Written task: Reply with one number: how many lines contain the word "Progressive".

Data lines:
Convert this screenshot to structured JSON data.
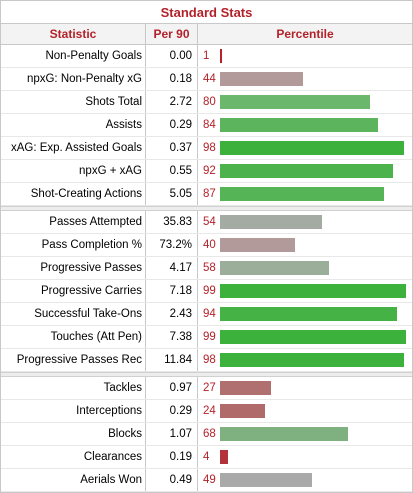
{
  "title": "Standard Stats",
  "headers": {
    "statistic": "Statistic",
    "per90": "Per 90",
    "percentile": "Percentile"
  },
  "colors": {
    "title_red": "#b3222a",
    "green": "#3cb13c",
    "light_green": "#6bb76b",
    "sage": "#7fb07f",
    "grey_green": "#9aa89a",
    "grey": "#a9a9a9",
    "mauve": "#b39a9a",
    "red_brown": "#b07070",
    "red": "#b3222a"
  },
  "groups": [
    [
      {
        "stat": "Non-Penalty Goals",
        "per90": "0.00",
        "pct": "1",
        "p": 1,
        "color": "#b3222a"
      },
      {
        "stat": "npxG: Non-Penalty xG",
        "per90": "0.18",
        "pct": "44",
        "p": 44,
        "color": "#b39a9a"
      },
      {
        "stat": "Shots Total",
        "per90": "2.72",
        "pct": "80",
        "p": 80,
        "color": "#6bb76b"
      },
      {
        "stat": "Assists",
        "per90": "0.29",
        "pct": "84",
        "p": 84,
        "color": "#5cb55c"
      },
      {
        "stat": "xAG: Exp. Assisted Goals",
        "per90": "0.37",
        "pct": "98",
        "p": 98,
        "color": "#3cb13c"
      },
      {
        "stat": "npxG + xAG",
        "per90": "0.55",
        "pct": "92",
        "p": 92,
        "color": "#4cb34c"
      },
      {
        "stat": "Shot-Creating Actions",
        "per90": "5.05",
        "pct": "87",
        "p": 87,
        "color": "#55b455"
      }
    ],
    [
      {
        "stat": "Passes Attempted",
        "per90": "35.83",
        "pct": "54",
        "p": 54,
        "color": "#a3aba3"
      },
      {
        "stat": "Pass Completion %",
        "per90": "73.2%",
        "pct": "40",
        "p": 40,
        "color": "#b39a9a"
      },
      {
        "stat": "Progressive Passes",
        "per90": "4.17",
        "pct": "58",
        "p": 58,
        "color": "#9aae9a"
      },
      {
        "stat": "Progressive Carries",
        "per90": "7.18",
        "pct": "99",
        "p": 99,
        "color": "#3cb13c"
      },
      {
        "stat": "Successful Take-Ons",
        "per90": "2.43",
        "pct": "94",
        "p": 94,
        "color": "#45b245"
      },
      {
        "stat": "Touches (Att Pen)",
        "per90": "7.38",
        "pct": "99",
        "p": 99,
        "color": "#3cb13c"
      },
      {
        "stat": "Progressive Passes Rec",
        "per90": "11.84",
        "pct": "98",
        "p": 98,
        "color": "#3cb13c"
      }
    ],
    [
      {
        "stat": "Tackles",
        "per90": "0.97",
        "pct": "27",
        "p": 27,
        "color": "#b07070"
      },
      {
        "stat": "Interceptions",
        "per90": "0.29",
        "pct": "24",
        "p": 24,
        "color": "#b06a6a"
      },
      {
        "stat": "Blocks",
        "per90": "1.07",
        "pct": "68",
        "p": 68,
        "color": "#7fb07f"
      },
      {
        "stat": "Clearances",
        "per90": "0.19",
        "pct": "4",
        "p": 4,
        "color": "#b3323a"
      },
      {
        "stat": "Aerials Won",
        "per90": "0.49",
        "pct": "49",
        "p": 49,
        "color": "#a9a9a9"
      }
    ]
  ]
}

Answer below: 3